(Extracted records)
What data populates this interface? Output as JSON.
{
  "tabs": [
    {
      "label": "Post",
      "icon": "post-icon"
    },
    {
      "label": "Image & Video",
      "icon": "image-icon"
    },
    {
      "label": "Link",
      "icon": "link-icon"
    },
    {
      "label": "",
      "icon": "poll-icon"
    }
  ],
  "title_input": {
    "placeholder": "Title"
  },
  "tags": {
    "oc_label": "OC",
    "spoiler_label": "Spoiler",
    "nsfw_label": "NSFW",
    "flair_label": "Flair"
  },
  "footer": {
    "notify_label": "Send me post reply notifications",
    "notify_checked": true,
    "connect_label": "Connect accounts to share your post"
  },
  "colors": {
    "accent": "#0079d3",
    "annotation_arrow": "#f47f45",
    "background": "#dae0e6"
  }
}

Exercise aim – Restate every line of the data word for word.

Answer to this task –
What data populates this interface? Output as JSON.
{
  "tabs": [
    {
      "label": "Post",
      "icon": "post-icon"
    },
    {
      "label": "Image & Video",
      "icon": "image-icon"
    },
    {
      "label": "Link",
      "icon": "link-icon"
    },
    {
      "label": "",
      "icon": "poll-icon"
    }
  ],
  "title_input": {
    "placeholder": "Title"
  },
  "tags": {
    "oc_label": "OC",
    "spoiler_label": "Spoiler",
    "nsfw_label": "NSFW",
    "flair_label": "Flair"
  },
  "footer": {
    "notify_label": "Send me post reply notifications",
    "notify_checked": true,
    "connect_label": "Connect accounts to share your post"
  },
  "colors": {
    "accent": "#0079d3",
    "annotation_arrow": "#f47f45",
    "background": "#dae0e6"
  }
}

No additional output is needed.